_Supplied material_
* start *
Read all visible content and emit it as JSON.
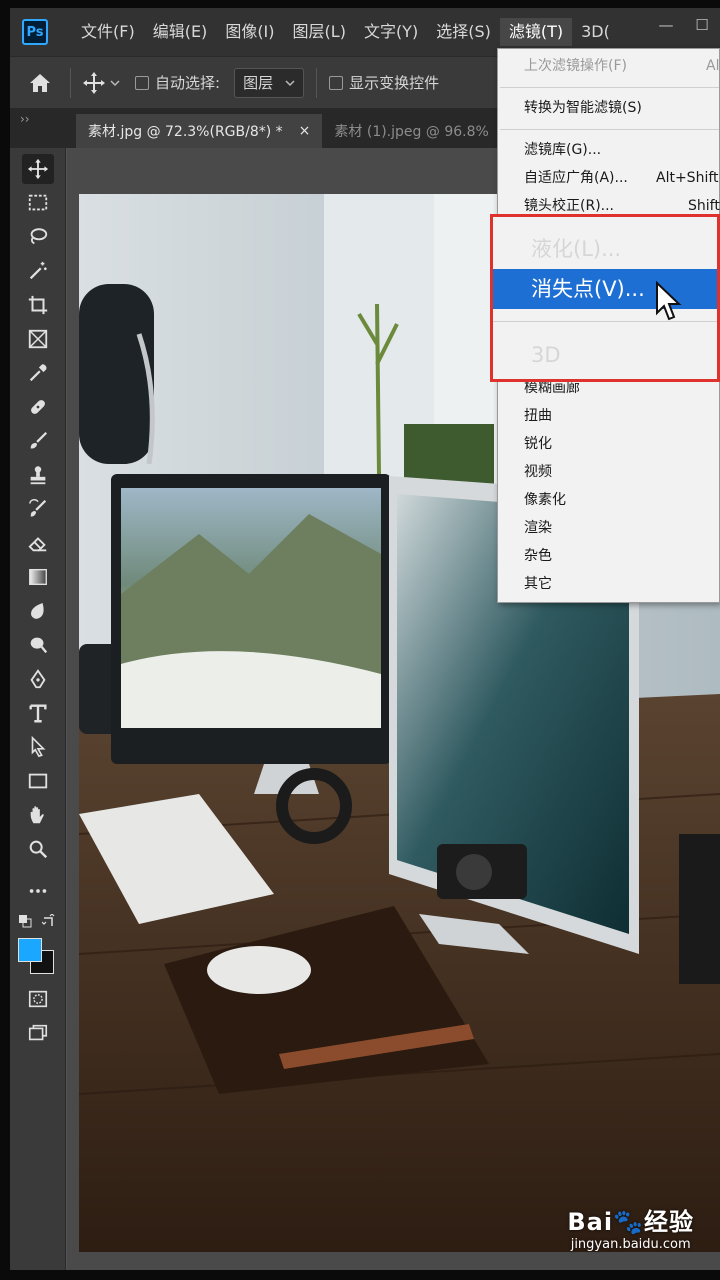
{
  "app": {
    "logo": "Ps"
  },
  "menubar": {
    "items": [
      "文件(F)",
      "编辑(E)",
      "图像(I)",
      "图层(L)",
      "文字(Y)",
      "选择(S)",
      "滤镜(T)",
      "3D("
    ],
    "active_index": 6
  },
  "window_controls": {
    "minimize": "—",
    "maximize": "☐"
  },
  "options": {
    "auto_select_label": "自动选择:",
    "layer_select_value": "图层",
    "show_transform_label": "显示变换控件"
  },
  "tabs": [
    {
      "label": "素材.jpg @ 72.3%(RGB/8*) *",
      "close": "×"
    },
    {
      "label": "素材 (1).jpeg @ 96.8%"
    }
  ],
  "filter_menu": {
    "last_filter": {
      "label": "上次滤镜操作(F)",
      "shortcut": "Alt"
    },
    "convert_smart": "转换为智能滤镜(S)",
    "filter_gallery": "滤镜库(G)...",
    "adaptive_wide": {
      "label": "自适应广角(A)...",
      "shortcut": "Alt+Shift"
    },
    "lens_correction": {
      "label": "镜头校正(R)...",
      "shortcut": "Shift"
    },
    "liquify": "液化(L)...",
    "vanishing_point": "消失点(V)...",
    "three_d": "3D",
    "submenus": [
      "模糊画廊",
      "扭曲",
      "锐化",
      "视频",
      "像素化",
      "渲染",
      "杂色",
      "其它"
    ]
  },
  "colors": {
    "foreground": "#1aa7ff",
    "background": "#111111",
    "highlight": "#1e6fd4",
    "callout": "#e0322c"
  },
  "icons": {
    "tools": [
      "move-icon",
      "marquee-icon",
      "lasso-icon",
      "magic-wand-icon",
      "crop-icon",
      "frame-icon",
      "eyedropper-icon",
      "healing-icon",
      "brush-icon",
      "stamp-icon",
      "history-brush-icon",
      "eraser-icon",
      "gradient-icon",
      "blur-icon",
      "dodge-icon",
      "pen-icon",
      "type-icon",
      "path-select-icon",
      "rectangle-icon",
      "hand-icon",
      "zoom-icon",
      "more-icon"
    ]
  },
  "watermark": {
    "title": "Bai",
    "brand": "经验",
    "url": "jingyan.baidu.com"
  }
}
* end *
_Exercise details_
Restate the data above word for word. Skip every picture.

_Task result_
Read all visible content and emit it as JSON.
{
  "app": {
    "logo": "Ps"
  },
  "menubar": {
    "items": [
      "文件(F)",
      "编辑(E)",
      "图像(I)",
      "图层(L)",
      "文字(Y)",
      "选择(S)",
      "滤镜(T)",
      "3D("
    ],
    "active_index": 6
  },
  "window_controls": {
    "minimize": "—",
    "maximize": "☐"
  },
  "options": {
    "auto_select_label": "自动选择:",
    "layer_select_value": "图层",
    "show_transform_label": "显示变换控件"
  },
  "tabs": [
    {
      "label": "素材.jpg @ 72.3%(RGB/8*) *",
      "close": "×"
    },
    {
      "label": "素材 (1).jpeg @ 96.8%"
    }
  ],
  "filter_menu": {
    "last_filter": {
      "label": "上次滤镜操作(F)",
      "shortcut": "Alt"
    },
    "convert_smart": "转换为智能滤镜(S)",
    "filter_gallery": "滤镜库(G)...",
    "adaptive_wide": {
      "label": "自适应广角(A)...",
      "shortcut": "Alt+Shift"
    },
    "lens_correction": {
      "label": "镜头校正(R)...",
      "shortcut": "Shift"
    },
    "liquify": "液化(L)...",
    "vanishing_point": "消失点(V)...",
    "three_d": "3D",
    "submenus": [
      "模糊画廊",
      "扭曲",
      "锐化",
      "视频",
      "像素化",
      "渲染",
      "杂色",
      "其它"
    ]
  },
  "colors": {
    "foreground": "#1aa7ff",
    "background": "#111111",
    "highlight": "#1e6fd4",
    "callout": "#e0322c"
  },
  "icons": {
    "tools": [
      "move-icon",
      "marquee-icon",
      "lasso-icon",
      "magic-wand-icon",
      "crop-icon",
      "frame-icon",
      "eyedropper-icon",
      "healing-icon",
      "brush-icon",
      "stamp-icon",
      "history-brush-icon",
      "eraser-icon",
      "gradient-icon",
      "blur-icon",
      "dodge-icon",
      "pen-icon",
      "type-icon",
      "path-select-icon",
      "rectangle-icon",
      "hand-icon",
      "zoom-icon",
      "more-icon"
    ]
  },
  "watermark": {
    "title": "Bai",
    "brand": "经验",
    "url": "jingyan.baidu.com"
  }
}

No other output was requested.